For each line in the data below that holds "Övriga", return a copy.

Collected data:
--- Start ---
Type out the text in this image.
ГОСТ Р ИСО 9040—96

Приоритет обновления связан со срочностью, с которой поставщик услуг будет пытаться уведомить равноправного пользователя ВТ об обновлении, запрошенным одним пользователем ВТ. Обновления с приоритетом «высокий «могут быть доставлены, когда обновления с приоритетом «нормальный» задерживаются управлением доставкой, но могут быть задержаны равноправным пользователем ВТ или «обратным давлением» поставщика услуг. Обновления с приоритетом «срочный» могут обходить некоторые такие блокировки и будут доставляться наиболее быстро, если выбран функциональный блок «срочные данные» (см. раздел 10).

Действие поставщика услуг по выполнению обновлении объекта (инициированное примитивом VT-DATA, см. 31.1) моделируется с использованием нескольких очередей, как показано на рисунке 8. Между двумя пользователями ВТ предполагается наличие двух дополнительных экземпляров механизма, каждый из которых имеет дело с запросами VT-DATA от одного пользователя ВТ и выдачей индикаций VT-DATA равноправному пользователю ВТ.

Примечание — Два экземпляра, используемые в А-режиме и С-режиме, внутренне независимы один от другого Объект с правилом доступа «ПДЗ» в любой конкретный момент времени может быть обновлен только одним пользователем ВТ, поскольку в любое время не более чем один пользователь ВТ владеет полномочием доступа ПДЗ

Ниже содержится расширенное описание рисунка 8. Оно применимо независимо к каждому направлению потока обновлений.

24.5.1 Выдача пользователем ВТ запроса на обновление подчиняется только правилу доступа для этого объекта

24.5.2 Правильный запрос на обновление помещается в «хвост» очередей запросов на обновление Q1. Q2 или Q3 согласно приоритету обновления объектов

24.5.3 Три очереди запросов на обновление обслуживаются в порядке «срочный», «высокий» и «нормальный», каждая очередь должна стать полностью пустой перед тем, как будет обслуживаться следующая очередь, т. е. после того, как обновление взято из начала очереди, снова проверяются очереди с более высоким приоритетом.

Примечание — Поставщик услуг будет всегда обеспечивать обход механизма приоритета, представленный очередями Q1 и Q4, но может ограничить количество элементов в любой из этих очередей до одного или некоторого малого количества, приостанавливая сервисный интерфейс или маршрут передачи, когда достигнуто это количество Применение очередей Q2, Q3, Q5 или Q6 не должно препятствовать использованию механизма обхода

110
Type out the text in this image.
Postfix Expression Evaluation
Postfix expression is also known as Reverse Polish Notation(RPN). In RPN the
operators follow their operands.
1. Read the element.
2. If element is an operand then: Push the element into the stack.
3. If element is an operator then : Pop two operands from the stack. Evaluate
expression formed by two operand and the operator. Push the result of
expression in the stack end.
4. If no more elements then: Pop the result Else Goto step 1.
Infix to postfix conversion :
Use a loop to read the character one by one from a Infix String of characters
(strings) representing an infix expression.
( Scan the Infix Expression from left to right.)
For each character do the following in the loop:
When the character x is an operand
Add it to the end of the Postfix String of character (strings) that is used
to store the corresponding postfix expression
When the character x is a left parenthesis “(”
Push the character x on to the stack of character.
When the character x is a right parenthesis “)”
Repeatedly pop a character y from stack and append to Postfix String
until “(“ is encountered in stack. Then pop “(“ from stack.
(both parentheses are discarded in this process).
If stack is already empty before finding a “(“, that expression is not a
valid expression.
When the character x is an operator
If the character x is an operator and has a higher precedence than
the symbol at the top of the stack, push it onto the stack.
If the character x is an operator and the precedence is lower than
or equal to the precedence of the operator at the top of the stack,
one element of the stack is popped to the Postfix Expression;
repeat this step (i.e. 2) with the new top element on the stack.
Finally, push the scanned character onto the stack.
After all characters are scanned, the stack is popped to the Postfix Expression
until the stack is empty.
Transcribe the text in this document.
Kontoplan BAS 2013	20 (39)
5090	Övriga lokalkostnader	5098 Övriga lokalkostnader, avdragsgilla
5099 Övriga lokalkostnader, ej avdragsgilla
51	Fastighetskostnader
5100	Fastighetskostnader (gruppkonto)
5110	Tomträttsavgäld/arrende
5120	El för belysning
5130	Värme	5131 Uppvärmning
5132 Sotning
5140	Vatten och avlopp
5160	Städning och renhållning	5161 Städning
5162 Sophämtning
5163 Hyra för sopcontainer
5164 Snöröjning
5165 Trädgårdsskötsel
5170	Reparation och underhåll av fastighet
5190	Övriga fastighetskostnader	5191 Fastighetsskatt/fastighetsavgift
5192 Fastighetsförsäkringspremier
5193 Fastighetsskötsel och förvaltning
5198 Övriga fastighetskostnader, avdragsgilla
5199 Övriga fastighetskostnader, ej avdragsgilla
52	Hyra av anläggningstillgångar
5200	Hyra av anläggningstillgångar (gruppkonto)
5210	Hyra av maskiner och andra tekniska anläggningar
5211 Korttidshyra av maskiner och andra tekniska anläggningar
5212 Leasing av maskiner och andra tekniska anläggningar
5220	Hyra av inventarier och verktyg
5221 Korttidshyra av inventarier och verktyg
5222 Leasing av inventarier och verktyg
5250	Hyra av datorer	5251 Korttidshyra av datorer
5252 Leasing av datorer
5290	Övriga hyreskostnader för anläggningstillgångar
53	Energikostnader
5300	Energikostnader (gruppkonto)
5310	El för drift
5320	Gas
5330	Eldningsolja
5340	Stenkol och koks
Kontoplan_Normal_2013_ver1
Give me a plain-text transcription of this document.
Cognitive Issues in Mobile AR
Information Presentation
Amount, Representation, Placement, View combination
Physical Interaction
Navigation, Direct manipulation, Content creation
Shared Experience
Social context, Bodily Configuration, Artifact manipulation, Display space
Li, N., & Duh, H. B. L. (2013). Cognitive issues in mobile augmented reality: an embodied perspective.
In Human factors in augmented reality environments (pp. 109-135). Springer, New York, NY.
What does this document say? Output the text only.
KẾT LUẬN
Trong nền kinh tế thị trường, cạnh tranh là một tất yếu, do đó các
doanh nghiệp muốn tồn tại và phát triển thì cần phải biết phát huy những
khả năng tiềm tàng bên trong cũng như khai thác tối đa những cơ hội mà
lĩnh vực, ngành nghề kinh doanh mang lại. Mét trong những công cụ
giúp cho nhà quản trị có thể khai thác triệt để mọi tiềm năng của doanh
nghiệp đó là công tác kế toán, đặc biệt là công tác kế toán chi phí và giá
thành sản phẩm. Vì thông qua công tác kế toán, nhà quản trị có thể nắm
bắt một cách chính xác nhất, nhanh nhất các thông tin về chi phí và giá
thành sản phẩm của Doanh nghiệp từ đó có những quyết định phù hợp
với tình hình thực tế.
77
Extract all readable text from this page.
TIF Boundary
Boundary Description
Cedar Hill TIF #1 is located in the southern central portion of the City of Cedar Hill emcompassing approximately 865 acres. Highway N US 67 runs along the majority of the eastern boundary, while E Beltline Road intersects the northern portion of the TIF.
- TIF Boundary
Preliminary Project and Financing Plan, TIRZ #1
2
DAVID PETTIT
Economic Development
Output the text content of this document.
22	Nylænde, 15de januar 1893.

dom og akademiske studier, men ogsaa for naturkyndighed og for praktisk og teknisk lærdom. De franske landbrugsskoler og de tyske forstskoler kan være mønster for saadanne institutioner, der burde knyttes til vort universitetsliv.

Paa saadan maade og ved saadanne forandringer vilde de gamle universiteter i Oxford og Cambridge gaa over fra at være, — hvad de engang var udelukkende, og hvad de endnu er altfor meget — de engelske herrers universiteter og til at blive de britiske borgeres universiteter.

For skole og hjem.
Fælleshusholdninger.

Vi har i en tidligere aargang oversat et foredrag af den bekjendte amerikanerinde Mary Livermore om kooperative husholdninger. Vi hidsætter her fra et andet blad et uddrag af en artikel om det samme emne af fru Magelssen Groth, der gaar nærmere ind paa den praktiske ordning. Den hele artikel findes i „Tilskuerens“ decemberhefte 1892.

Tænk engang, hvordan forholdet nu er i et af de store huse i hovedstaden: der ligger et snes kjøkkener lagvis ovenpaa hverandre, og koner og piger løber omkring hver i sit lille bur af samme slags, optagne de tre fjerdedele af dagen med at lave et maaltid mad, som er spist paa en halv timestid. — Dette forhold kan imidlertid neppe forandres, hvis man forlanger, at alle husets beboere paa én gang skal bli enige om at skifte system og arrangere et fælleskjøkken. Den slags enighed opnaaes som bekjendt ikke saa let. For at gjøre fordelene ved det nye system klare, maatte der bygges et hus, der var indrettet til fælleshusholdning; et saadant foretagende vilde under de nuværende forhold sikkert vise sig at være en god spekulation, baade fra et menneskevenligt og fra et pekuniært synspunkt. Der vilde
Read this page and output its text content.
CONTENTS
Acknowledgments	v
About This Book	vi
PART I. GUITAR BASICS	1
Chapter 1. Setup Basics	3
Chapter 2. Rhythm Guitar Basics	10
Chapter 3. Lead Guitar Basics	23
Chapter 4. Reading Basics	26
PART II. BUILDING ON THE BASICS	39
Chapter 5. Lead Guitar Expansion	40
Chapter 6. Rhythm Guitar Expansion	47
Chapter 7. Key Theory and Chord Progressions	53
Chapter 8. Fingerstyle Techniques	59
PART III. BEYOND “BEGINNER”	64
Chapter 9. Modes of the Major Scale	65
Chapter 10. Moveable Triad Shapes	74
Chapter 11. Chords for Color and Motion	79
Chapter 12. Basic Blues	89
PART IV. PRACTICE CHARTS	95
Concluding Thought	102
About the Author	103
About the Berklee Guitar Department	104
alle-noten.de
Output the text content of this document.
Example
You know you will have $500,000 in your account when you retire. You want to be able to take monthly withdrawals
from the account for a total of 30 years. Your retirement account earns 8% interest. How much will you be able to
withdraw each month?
--- End ---
* Answer to this exercise
5090	Övriga lokalkostnader	5098 Övriga lokalkostnader, avdragsgilla
5099 Övriga lokalkostnader, ej avdragsgilla
5190	Övriga fastighetskostnader	5191 Fastighetsskatt/fastighetsavgift
5198 Övriga fastighetskostnader, avdragsgilla
5199 Övriga fastighetskostnader, ej avdragsgilla
5290	Övriga hyreskostnader för anläggningstillgångar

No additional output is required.